With the upcoming UK elections expected to be a close race, the country’s third largest party could hold the balance of power. Labour and the Conservatives may need the support of the Liberal Democrats to form a government. Euronews spoke to Edward Davey, one of the frontbench MPs who could very well end up joining a future cabinet.
Seamus Kearney: If I could begin just by focusing on this term that’s being used – the Liberal Democrats, the potential kingmakers in the formation of a new government – what does that mean for you as a party leading up to these polls?
Edward Davey: Well, as Nick Clegg, the Liberal Democrat leader has said, the people are actually the kingmakers. It’s an election, it’s about democracy, and whatever the people vote the politicians have got to represent that fairly. Therefore it’s not a question about Liberal Democrats deciding who is going to be the next government. We may well, if it’s a balanced parliament, have a very powerful voice and the more Liberal Democrat MPs there are, the more powerful that voice will be. But it’s likely there’ll be actually a winner in terms of one party having a clear mandate of the seats and votes, and therefore we would respect that wish of the British people.
Seamus Kearney: Are you more inclined to move towards the Conservatives or Labour?
Edward Davey: Well, as I’ve just said, it’s the people who are the kingmakers. So if they give a clear mandate by making one party the largest party – with the seats and the votes – then clearly the Liberal Democrats would be duty-bound to try to recognise that party. Not necessarily by going into coalition or negotiations, but by being clear that they have the first shout, if you like, at trying to form the government.
Seamus Kearney: Surely that will be difficult for the Liberal Democrats in terms of your non-negotiable issues, perhaps, in terms of Liberal Democrat voters and what they expect of your party?
Edward Davey: Well, as I say, there may not be any negotiations because first of all the other party would want to negotiate and it might decide it wants a minority government. Many countries around the world have minority governments, with the executive not having a majority in parliament, so the others may not want to talk to us. But you’re right to say that if they were talking to us, or if we’re asked to vote on Queen’s speeches, and budgets and the rest of it, we will have some very clear demands which Liberal Democrat MPs have been elected to represent.
Seamus Kearney: There are some voters who might say, and Liberal Democrat voters, who might say that your party needs to be more transparent when it comes to spelling out before the election who could be your coalition partner.

(DO THIS) Please resume the interview with Edward Davey on the Liberal Democrats and the UK election, starting after its last line.

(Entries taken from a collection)
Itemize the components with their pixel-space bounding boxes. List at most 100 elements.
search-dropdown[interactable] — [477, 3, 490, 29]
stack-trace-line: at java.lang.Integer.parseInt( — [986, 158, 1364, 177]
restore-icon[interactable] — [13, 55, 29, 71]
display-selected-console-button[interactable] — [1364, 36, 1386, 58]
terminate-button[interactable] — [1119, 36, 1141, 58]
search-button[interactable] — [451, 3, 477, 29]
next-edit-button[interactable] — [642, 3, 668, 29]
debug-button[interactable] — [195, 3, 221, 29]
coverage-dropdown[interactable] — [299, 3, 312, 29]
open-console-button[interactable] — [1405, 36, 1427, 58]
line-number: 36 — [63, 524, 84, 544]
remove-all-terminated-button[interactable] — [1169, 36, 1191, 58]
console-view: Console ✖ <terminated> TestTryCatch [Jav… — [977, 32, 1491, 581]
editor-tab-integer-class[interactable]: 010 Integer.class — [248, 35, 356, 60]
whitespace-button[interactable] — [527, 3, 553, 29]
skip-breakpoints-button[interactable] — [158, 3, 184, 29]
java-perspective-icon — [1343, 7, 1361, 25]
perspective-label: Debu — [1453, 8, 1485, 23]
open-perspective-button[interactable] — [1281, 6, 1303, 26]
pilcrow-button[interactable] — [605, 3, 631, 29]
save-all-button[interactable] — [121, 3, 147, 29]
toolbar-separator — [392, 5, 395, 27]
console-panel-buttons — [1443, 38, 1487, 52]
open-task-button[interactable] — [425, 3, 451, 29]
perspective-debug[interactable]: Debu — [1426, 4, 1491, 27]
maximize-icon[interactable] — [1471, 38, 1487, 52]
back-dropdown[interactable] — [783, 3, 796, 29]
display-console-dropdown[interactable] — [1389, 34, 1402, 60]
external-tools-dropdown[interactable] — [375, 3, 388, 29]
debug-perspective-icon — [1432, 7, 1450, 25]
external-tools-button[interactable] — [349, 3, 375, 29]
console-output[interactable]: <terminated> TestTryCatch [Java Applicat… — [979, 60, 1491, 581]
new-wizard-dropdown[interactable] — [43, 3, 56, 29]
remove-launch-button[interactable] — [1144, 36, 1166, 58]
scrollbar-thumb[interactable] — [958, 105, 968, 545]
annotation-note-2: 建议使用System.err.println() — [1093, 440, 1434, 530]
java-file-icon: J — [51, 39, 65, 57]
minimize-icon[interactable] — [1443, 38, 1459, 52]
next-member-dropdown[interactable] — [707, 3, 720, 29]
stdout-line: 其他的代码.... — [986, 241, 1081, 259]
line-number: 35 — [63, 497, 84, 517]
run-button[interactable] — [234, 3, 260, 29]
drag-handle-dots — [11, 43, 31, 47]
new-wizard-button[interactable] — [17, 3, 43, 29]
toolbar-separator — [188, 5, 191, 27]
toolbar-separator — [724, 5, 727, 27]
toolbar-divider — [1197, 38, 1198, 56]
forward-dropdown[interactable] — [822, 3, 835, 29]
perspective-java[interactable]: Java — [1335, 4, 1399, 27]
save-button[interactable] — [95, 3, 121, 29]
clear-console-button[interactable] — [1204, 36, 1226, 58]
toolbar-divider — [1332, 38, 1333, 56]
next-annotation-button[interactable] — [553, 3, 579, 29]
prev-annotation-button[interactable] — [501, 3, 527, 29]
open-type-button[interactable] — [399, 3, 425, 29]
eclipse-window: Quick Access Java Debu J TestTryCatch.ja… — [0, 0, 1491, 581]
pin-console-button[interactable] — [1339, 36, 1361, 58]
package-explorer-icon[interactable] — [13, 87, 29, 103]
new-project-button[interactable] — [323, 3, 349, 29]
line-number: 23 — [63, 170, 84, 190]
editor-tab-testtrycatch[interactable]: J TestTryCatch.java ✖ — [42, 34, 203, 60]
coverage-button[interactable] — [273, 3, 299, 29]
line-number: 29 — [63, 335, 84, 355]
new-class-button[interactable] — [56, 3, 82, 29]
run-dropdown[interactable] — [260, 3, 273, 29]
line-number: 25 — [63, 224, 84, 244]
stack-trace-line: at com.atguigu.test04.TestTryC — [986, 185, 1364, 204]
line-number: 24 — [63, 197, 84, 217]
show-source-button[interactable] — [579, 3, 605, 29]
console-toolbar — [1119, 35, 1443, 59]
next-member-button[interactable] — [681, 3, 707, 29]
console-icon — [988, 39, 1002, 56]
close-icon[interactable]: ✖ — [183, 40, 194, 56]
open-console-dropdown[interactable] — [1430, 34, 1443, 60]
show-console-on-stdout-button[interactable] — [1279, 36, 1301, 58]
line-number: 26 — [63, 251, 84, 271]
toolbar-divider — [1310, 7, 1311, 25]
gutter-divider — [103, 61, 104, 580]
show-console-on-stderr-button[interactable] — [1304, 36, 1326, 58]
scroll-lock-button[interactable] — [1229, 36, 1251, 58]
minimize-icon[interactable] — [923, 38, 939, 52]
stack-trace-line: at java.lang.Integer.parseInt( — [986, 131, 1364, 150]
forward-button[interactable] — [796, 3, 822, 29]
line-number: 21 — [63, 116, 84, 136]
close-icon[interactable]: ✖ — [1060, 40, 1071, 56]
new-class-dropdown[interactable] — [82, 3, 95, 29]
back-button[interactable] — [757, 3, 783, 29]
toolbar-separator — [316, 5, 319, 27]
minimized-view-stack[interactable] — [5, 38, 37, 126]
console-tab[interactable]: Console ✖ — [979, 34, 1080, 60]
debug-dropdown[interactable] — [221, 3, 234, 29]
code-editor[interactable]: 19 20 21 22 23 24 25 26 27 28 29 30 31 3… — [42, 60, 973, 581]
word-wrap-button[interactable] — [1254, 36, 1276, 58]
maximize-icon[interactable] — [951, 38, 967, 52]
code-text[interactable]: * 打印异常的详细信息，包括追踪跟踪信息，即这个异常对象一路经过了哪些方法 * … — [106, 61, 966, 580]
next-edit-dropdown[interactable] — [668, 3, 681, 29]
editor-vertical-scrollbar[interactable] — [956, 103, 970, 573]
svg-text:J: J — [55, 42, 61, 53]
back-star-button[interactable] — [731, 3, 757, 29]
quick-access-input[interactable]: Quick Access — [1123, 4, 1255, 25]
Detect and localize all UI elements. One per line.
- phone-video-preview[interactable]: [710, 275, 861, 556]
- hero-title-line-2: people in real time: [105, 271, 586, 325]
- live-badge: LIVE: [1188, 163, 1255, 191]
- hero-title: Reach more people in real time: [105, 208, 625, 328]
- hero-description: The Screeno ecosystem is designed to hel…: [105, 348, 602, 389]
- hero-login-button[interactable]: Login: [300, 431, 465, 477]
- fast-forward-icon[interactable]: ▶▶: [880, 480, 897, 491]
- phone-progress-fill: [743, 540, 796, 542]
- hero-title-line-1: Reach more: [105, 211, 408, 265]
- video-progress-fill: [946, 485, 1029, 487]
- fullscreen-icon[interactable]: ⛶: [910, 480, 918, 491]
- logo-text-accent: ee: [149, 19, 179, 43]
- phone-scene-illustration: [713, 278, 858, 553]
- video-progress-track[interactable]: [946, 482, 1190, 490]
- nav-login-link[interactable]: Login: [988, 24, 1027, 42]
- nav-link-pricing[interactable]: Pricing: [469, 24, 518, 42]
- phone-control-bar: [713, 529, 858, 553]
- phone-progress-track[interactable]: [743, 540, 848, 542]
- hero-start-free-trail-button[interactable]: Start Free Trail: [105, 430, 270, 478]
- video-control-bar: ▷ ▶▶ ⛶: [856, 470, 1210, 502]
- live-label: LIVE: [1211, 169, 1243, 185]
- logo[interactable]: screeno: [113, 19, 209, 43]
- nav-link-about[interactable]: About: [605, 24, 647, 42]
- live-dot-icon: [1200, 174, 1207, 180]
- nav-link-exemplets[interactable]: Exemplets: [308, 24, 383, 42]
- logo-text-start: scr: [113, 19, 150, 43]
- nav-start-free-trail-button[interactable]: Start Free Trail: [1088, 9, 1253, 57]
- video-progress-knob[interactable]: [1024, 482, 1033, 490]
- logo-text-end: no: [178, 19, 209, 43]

(SOLVED EXERCISE)
Edward Davey: Well, we’ve been transparent both about how we make the choice and the policy priorities. So we’ve been absolutely clear that it’s up to the voters to decide who’s going to be the largest party, not the Liberal Democrats. We want to be the largest party, and I hope the Liberal Democrats get a majority. But if we don’t and another party does then we will have to work within that parliament, with them being the largest party.
Seamus Kearney: Some people may say that it’s now unthinkable that because you’ve been the different voice, as you say, it’s unthinkable now to join those who you’ve been battling with for so many years.
Edward Davey: Well it’s not something that obviously we would be keen to do, in the sense that we see big differences between the Liberal Democrats and the Labour party, and big differences between the Liberal Democrats and the Conservatives. In fact, we think that Labour and the Conservatives have got more in common with each other than we have with either of them. So it would be difficult for us to do any sort of negotiations for a coalition government with either of the other parties …
Seamus Kearney: And Gordon Brown for example. We’ve got reports now that the Liberal Democrats would not want him to remain as prime minister.
Edward Davey: Well, I don’t think it’s about personalities. I think it’s about what’s best for the country. So, even though, as I was saying, it would be difficult for us to work with the other parties, for the obvious reasons, if that’s in the country’s interests, if that’s what the voters decide should happen, if they vote for a balanced parliament effectively, then we’ve got to try to make that work. Politicians have got to work together. And one of the core arguments for Liberal Democrats on political reform, our support for fairer votes, for proportional representation, for example, as they have in so many other countries, is that that forces politicians to work together, to try to set aside their differences …
Seamus Kearney: So you could work with Gordon Brown?
Edward Davey: We could work with whoever the British people ask us to work with. That’s our duty. You know, the economy’s in a pretty poor way. So we’ve got a bit of an economic crisis. We’ve got a political crisis. Parliament has never been in such disrepute after the MPs expenses scandal, after the lobbying, after the failure to reform on party funding and so on.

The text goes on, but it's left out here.